**Element placement data:**
— BEGIN —

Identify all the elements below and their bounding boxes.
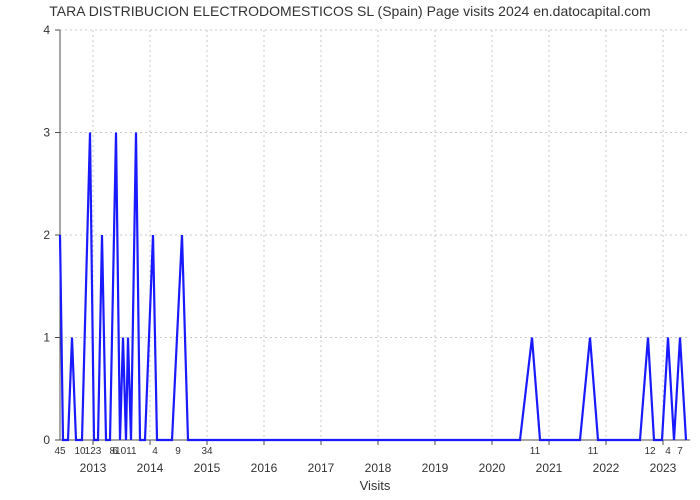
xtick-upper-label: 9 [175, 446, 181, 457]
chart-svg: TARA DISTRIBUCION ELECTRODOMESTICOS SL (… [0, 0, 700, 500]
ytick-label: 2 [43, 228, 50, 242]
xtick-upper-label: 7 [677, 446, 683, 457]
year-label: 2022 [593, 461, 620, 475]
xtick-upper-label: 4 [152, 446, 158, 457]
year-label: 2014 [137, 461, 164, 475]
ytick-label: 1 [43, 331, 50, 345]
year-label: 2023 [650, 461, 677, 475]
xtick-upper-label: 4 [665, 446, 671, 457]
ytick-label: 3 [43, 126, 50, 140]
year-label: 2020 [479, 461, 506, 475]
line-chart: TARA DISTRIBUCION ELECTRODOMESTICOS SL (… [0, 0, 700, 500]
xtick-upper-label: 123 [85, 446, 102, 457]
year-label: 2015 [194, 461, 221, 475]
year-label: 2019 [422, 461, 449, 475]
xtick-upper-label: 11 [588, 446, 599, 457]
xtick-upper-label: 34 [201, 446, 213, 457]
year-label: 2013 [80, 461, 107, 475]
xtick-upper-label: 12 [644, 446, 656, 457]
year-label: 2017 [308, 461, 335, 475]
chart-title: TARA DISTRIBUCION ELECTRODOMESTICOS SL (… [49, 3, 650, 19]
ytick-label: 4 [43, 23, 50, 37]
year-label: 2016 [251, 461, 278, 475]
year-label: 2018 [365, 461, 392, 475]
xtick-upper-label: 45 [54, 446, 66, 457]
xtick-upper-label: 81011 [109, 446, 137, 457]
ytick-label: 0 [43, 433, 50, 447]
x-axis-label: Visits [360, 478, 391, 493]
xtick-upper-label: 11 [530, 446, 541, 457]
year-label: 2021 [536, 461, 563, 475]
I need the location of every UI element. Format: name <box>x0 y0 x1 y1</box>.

— END —

Convert the listing into a Markdown table with the columns Row and Line, starting with the line that contains "xtick-upper-label: 9 [175, 446, 181, 457]" and continuing through the line that contains "xtick-upper-label: 12 [644, 446, 656, 457]". Number each row, and leave out any blank lines.

**FINISHED TASK:**
| Row | Line |
|---|---|
| 1 | xtick-upper-label: 9 [175, 446, 181, 457] |
| 2 | chart-svg: TARA DISTRIBUCION ELECTRODOMESTICOS SL (… [0, 0, 700, 500] |
| 3 | ytick-label: 2 [43, 228, 50, 242] |
| 4 | xtick-upper-label: 7 [677, 446, 683, 457] |
| 5 | year-label: 2022 [593, 461, 620, 475] |
| 6 | xtick-upper-label: 4 [152, 446, 158, 457] |
| 7 | year-label: 2014 [137, 461, 164, 475] |
| 8 | ytick-label: 1 [43, 331, 50, 345] |
| 9 | year-label: 2023 [650, 461, 677, 475] |
| 10 | xtick-upper-label: 4 [665, 446, 671, 457] |
| 11 | ytick-label: 3 [43, 126, 50, 140] |
| 12 | year-label: 2020 [479, 461, 506, 475] |
| 13 | line-chart: TARA DISTRIBUCION ELECTRODOMESTICOS SL (… [0, 0, 700, 500] |
| 14 | xtick-upper-label: 123 [85, 446, 102, 457] |
| 15 | year-label: 2015 [194, 461, 221, 475] |
| 16 | year-label: 2019 [422, 461, 449, 475] |
| 17 | xtick-upper-label: 11 [588, 446, 599, 457] |
| 18 | xtick-upper-label: 34 [201, 446, 213, 457] |
| 19 | year-label: 2013 [80, 461, 107, 475] |
| 20 | xtick-upper-label: 12 [644, 446, 656, 457] |